EXERCISE TASK
Only the number is wanted: how many lines of the data contain "тела"?

RECORDS
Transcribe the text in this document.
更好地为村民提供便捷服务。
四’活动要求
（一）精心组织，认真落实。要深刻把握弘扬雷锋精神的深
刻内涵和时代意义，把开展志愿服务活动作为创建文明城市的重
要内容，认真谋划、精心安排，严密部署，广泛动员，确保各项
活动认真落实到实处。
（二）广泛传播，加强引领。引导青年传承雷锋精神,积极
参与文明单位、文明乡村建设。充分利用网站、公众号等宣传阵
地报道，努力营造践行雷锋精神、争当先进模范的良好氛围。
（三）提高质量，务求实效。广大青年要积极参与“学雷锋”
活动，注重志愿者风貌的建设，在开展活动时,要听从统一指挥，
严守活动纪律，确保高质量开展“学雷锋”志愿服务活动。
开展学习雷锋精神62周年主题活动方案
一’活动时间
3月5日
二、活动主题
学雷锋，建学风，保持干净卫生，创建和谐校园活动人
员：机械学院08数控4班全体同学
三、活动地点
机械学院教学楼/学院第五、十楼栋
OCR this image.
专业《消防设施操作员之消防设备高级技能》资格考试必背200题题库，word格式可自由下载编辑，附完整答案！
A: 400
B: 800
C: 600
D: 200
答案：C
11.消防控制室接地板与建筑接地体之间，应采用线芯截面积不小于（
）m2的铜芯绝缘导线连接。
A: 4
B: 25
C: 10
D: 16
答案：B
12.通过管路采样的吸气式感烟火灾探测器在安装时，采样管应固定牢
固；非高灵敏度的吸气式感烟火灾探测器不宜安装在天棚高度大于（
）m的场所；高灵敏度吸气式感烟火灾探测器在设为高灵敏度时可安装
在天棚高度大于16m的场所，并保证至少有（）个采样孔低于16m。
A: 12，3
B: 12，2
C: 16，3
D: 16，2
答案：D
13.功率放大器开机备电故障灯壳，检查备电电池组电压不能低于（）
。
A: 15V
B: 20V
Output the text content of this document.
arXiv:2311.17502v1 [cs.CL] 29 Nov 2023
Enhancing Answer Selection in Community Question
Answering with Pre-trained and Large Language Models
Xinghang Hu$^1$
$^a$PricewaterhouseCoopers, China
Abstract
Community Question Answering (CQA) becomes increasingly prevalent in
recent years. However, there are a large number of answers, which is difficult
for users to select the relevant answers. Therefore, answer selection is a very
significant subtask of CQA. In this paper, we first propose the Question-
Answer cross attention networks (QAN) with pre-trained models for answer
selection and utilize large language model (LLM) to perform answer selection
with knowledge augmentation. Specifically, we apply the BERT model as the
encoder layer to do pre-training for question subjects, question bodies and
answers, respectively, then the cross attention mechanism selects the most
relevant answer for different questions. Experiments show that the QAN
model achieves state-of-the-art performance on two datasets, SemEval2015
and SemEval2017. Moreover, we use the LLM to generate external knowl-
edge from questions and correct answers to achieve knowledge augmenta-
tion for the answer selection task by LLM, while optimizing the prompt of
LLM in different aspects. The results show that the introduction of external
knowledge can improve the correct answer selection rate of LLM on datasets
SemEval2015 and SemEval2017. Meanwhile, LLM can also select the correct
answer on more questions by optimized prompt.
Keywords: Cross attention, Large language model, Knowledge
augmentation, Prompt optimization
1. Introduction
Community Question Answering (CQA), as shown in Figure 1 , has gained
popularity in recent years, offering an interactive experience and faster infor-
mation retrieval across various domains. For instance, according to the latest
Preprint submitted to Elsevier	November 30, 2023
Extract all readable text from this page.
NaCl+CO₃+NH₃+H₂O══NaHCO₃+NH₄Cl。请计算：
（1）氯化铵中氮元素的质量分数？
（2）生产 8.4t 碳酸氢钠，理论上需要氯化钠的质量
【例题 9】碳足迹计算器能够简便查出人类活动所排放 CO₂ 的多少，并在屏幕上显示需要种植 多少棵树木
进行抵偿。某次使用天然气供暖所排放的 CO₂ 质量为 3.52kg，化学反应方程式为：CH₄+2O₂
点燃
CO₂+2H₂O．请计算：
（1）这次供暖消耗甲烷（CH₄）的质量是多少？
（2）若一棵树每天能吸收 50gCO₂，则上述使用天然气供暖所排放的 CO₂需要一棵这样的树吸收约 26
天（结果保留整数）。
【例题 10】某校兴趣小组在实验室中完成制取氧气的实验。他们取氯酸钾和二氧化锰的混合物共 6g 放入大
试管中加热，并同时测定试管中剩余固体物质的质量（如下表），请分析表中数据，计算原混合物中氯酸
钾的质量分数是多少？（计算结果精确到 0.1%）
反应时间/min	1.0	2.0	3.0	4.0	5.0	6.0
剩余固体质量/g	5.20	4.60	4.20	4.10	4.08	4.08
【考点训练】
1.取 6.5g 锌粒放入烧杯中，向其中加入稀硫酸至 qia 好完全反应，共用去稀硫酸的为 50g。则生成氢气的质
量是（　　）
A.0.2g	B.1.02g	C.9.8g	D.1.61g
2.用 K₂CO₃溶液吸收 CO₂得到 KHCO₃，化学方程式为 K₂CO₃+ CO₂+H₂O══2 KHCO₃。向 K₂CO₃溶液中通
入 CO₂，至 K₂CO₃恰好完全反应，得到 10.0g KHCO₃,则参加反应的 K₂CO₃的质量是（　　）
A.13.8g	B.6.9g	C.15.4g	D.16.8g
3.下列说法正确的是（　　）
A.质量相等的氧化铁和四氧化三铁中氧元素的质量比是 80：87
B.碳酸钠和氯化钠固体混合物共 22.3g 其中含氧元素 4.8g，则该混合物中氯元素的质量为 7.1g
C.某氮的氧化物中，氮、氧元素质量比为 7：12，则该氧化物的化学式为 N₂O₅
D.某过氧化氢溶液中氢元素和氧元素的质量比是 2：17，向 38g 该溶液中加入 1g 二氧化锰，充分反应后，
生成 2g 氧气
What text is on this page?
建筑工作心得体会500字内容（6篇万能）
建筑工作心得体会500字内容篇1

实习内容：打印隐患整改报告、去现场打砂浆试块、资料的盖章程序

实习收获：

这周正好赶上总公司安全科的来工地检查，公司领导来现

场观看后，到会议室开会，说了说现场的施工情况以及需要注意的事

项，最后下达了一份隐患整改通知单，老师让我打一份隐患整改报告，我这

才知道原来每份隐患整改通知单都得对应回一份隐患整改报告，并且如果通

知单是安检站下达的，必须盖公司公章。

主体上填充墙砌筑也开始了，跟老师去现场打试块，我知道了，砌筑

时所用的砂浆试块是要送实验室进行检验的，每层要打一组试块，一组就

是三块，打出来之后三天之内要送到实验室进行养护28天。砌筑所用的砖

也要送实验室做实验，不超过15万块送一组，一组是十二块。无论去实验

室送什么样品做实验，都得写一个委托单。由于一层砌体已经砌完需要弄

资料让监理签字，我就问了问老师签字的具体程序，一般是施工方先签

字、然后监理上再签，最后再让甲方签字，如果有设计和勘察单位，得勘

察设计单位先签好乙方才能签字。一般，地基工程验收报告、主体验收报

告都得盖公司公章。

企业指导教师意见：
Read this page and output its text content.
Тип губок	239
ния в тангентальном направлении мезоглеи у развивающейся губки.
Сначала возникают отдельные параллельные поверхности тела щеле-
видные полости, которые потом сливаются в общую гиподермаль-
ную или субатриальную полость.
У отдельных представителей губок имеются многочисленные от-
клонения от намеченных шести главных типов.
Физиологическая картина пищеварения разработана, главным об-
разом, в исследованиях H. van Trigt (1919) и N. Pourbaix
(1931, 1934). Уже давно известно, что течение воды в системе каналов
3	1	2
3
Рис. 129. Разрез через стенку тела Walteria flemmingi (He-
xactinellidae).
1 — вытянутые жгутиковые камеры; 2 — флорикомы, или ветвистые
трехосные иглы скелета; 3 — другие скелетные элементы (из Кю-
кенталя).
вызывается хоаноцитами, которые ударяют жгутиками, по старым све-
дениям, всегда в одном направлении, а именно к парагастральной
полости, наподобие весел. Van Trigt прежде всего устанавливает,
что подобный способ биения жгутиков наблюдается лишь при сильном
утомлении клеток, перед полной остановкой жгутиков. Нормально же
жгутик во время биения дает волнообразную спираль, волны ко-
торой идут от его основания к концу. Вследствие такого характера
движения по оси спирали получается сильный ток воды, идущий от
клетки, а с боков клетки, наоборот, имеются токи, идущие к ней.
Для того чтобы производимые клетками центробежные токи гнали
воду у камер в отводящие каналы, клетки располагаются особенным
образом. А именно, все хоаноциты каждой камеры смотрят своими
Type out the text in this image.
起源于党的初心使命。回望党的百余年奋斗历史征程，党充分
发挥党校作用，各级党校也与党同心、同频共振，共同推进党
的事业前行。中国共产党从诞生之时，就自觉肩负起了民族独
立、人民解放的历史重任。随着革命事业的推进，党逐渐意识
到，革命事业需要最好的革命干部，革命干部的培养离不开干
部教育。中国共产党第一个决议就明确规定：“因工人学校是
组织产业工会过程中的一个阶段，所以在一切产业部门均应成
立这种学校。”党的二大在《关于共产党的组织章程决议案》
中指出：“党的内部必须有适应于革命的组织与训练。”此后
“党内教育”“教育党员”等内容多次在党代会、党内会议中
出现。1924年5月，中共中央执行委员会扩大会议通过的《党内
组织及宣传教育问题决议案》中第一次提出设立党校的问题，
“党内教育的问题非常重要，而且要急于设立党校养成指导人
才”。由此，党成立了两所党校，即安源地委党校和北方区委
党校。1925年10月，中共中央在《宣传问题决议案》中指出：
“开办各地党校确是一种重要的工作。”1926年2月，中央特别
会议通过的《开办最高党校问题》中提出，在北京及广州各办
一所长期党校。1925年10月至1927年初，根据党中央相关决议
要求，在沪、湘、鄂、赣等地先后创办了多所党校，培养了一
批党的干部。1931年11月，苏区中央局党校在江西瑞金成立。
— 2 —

TASK SOLUTION
2